--- BEGIN ---
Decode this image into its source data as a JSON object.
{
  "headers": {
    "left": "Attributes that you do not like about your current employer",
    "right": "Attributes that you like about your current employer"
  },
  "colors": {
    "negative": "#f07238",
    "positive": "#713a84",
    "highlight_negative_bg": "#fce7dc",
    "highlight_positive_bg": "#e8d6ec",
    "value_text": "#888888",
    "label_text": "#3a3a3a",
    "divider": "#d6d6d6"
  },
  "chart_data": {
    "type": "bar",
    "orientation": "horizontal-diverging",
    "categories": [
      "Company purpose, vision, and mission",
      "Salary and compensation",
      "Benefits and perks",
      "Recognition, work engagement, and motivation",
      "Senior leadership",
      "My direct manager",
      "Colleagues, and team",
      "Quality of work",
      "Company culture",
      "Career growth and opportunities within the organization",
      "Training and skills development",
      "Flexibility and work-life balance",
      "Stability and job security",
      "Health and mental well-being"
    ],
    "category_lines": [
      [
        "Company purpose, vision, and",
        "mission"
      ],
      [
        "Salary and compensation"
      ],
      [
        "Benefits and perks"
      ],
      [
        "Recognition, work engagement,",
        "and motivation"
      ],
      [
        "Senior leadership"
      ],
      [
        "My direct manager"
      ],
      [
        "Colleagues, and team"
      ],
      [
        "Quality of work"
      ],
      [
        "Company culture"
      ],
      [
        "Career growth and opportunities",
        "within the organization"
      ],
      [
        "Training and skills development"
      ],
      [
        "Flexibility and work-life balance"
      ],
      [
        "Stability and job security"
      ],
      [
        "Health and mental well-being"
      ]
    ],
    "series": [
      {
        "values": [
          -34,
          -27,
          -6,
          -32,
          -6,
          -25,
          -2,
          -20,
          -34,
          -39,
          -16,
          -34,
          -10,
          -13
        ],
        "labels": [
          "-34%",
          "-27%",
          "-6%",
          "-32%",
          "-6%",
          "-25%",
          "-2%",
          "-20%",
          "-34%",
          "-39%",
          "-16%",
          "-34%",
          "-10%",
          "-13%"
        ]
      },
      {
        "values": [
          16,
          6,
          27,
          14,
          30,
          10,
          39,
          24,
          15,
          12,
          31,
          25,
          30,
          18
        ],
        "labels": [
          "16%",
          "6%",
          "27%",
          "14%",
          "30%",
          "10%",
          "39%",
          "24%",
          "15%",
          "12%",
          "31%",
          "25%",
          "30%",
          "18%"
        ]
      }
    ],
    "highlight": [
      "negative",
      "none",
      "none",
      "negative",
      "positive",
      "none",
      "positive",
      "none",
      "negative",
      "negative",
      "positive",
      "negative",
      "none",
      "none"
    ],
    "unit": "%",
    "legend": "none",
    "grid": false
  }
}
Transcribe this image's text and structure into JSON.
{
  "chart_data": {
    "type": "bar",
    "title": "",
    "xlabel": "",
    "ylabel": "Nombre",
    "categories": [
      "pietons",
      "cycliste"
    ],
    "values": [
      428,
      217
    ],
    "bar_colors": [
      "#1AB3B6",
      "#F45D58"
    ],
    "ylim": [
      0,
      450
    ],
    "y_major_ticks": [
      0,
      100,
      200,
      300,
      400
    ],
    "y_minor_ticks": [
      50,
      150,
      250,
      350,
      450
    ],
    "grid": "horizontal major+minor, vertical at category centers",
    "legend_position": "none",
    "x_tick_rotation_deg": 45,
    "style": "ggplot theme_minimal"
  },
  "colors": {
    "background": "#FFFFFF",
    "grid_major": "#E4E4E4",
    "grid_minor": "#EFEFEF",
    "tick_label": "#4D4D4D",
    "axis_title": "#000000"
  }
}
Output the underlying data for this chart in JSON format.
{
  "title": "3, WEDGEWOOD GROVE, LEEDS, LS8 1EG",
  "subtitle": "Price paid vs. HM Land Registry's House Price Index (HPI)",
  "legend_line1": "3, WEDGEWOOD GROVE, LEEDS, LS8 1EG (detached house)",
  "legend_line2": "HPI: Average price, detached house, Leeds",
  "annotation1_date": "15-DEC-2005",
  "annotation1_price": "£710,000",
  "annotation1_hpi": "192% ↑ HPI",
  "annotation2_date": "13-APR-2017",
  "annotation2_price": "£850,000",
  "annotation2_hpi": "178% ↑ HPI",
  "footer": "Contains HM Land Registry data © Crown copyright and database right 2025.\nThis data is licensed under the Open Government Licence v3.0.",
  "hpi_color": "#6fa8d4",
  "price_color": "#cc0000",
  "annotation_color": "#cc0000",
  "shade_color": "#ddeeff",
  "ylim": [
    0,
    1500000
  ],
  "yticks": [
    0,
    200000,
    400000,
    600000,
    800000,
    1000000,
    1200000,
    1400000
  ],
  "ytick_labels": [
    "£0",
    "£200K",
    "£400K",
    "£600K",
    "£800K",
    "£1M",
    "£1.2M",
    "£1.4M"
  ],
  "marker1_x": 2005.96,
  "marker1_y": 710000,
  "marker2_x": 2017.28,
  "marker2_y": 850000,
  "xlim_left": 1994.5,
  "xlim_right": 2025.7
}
--- END ---
→ TASK PROMPT
All of the lines above need to be given again exactly.

→ EXERCISE ANSWER
Decode this image into its source data as a JSON object.
{
  "headers": {
    "left": "Attributes that you do not like about your current employer",
    "right": "Attributes that you like about your current employer"
  },
  "colors": {
    "negative": "#f07238",
    "positive": "#713a84",
    "highlight_negative_bg": "#fce7dc",
    "highlight_positive_bg": "#e8d6ec",
    "value_text": "#888888",
    "label_text": "#3a3a3a",
    "divider": "#d6d6d6"
  },
  "chart_data": {
    "type": "bar",
    "orientation": "horizontal-diverging",
    "categories": [
      "Company purpose, vision, and mission",
      "Salary and compensation",
      "Benefits and perks",
      "Recognition, work engagement, and motivation",
      "Senior leadership",
      "My direct manager",
      "Colleagues, and team",
      "Quality of work",
      "Company culture",
      "Career growth and opportunities within the organization",
      "Training and skills development",
      "Flexibility and work-life balance",
      "Stability and job security",
      "Health and mental well-being"
    ],
    "category_lines": [
      [
        "Company purpose, vision, and",
        "mission"
      ],
      [
        "Salary and compensation"
      ],
      [
        "Benefits and perks"
      ],
      [
        "Recognition, work engagement,",
        "and motivation"
      ],
      [
        "Senior leadership"
      ],
      [
        "My direct manager"
      ],
      [
        "Colleagues, and team"
      ],
      [
        "Quality of work"
      ],
      [
        "Company culture"
      ],
      [
        "Career growth and opportunities",
        "within the organization"
      ],
      [
        "Training and skills development"
      ],
      [
        "Flexibility and work-life balance"
      ],
      [
        "Stability and job security"
      ],
      [
        "Health and mental well-being"
      ]
    ],
    "series": [
      {
        "values": [
          -34,
          -27,
          -6,
          -32,
          -6,
          -25,
          -2,
          -20,
          -34,
          -39,
          -16,
          -34,
          -10,
          -13
        ],
        "labels": [
          "-34%",
          "-27%",
          "-6%",
          "-32%",
          "-6%",
          "-25%",
          "-2%",
          "-20%",
          "-34%",
          "-39%",
          "-16%",
          "-34%",
          "-10%",
          "-13%"
        ]
      },
      {
        "values": [
          16,
          6,
          27,
          14,
          30,
          10,
          39,
          24,
          15,
          12,
          31,
          25,
          30,
          18
        ],
        "labels": [
          "16%",
          "6%",
          "27%",
          "14%",
          "30%",
          "10%",
          "39%",
          "24%",
          "15%",
          "12%",
          "31%",
          "25%",
          "30%",
          "18%"
        ]
      }
    ],
    "highlight": [
      "negative",
      "none",
      "none",
      "negative",
      "positive",
      "none",
      "positive",
      "none",
      "negative",
      "negative",
      "positive",
      "negative",
      "none",
      "none"
    ],
    "unit": "%",
    "legend": "none",
    "grid": false
  }
}
Transcribe this image's text and structure into JSON.
{
  "chart_data": {
    "type": "bar",
    "title": "",
    "xlabel": "",
    "ylabel": "Nombre",
    "categories": [
      "pietons",
      "cycliste"
    ],
    "values": [
      428,
      217
    ],
    "bar_colors": [
      "#1AB3B6",
      "#F45D58"
    ],
    "ylim": [
      0,
      450
    ],
    "y_major_ticks": [
      0,
      100,
      200,
      300,
      400
    ],
    "y_minor_ticks": [
      50,
      150,
      250,
      350,
      450
    ],
    "grid": "horizontal major+minor, vertical at category centers",
    "legend_position": "none",
    "x_tick_rotation_deg": 45,
    "style": "ggplot theme_minimal"
  },
  "colors": {
    "background": "#FFFFFF",
    "grid_major": "#E4E4E4",
    "grid_minor": "#EFEFEF",
    "tick_label": "#4D4D4D",
    "axis_title": "#000000"
  }
}
Output the underlying data for this chart in JSON format.
{
  "title": "3, WEDGEWOOD GROVE, LEEDS, LS8 1EG",
  "subtitle": "Price paid vs. HM Land Registry's House Price Index (HPI)",
  "legend_line1": "3, WEDGEWOOD GROVE, LEEDS, LS8 1EG (detached house)",
  "legend_line2": "HPI: Average price, detached house, Leeds",
  "annotation1_date": "15-DEC-2005",
  "annotation1_price": "£710,000",
  "annotation1_hpi": "192% ↑ HPI",
  "annotation2_date": "13-APR-2017",
  "annotation2_price": "£850,000",
  "annotation2_hpi": "178% ↑ HPI",
  "footer": "Contains HM Land Registry data © Crown copyright and database right 2025.\nThis data is licensed under the Open Government Licence v3.0.",
  "hpi_color": "#6fa8d4",
  "price_color": "#cc0000",
  "annotation_color": "#cc0000",
  "shade_color": "#ddeeff",
  "ylim": [
    0,
    1500000
  ],
  "yticks": [
    0,
    200000,
    400000,
    600000,
    800000,
    1000000,
    1200000,
    1400000
  ],
  "ytick_labels": [
    "£0",
    "£200K",
    "£400K",
    "£600K",
    "£800K",
    "£1M",
    "£1.2M",
    "£1.4M"
  ],
  "marker1_x": 2005.96,
  "marker1_y": 710000,
  "marker2_x": 2017.28,
  "marker2_y": 850000,
  "xlim_left": 1994.5,
  "xlim_right": 2025.7
}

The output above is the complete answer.